(Saved entries)
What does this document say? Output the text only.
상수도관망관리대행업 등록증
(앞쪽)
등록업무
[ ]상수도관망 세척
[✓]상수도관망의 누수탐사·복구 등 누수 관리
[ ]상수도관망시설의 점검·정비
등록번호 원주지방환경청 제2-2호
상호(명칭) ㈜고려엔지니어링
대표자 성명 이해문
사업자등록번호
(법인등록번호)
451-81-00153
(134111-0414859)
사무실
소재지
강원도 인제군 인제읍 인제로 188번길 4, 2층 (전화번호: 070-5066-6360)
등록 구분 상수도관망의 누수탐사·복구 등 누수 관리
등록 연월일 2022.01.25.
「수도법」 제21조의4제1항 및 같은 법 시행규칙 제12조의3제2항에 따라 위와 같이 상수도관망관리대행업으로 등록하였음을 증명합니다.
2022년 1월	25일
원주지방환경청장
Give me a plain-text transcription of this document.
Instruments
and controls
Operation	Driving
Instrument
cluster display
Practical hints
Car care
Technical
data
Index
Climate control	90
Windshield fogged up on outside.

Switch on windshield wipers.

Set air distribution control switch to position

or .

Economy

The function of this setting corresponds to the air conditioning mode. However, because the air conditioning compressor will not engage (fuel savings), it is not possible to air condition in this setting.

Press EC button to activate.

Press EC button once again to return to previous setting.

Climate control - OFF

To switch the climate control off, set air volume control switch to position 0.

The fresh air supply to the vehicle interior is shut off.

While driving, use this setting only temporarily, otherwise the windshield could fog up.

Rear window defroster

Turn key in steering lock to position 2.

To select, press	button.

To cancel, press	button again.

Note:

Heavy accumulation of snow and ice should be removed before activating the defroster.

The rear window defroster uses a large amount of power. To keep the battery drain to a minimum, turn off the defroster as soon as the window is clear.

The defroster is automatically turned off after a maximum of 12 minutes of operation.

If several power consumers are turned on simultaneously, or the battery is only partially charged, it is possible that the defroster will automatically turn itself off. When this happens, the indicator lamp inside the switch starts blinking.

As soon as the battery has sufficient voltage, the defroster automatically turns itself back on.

• WRITTEN PROBLEM: Reproduce each entry exactly, leaving out nothing.

• THE RESPONSE:
What does this document say? Output the text only.
상수도관망관리대행업 등록증
(앞쪽)
등록업무
[ ]상수도관망 세척
[✓]상수도관망의 누수탐사·복구 등 누수 관리
[ ]상수도관망시설의 점검·정비
등록번호 원주지방환경청 제2-2호
상호(명칭) ㈜고려엔지니어링
대표자 성명 이해문
사업자등록번호
(법인등록번호)
451-81-00153
(134111-0414859)
사무실
소재지
강원도 인제군 인제읍 인제로 188번길 4, 2층 (전화번호: 070-5066-6360)
등록 구분 상수도관망의 누수탐사·복구 등 누수 관리
등록 연월일 2022.01.25.
「수도법」 제21조의4제1항 및 같은 법 시행규칙 제12조의3제2항에 따라 위와 같이 상수도관망관리대행업으로 등록하였음을 증명합니다.
2022년 1월	25일
원주지방환경청장
Give me a plain-text transcription of this document.
Instruments
and controls
Operation	Driving
Instrument
cluster display
Practical hints
Car care
Technical
data
Index
Climate control	90
Windshield fogged up on outside.

Switch on windshield wipers.

Set air distribution control switch to position

or .

Economy

The function of this setting corresponds to the air conditioning mode. However, because the air conditioning compressor will not engage (fuel savings), it is not possible to air condition in this setting.

Press EC button to activate.

Press EC button once again to return to previous setting.

Climate control - OFF

To switch the climate control off, set air volume control switch to position 0.

The fresh air supply to the vehicle interior is shut off.

While driving, use this setting only temporarily, otherwise the windshield could fog up.

Rear window defroster

Turn key in steering lock to position 2.

To select, press	button.

To cancel, press	button again.

Note:

Heavy accumulation of snow and ice should be removed before activating the defroster.

The rear window defroster uses a large amount of power. To keep the battery drain to a minimum, turn off the defroster as soon as the window is clear.

The defroster is automatically turned off after a maximum of 12 minutes of operation.

If several power consumers are turned on simultaneously, or the battery is only partially charged, it is possible that the defroster will automatically turn itself off. When this happens, the indicator lamp inside the switch starts blinking.

As soon as the battery has sufficient voltage, the defroster automatically turns itself back on.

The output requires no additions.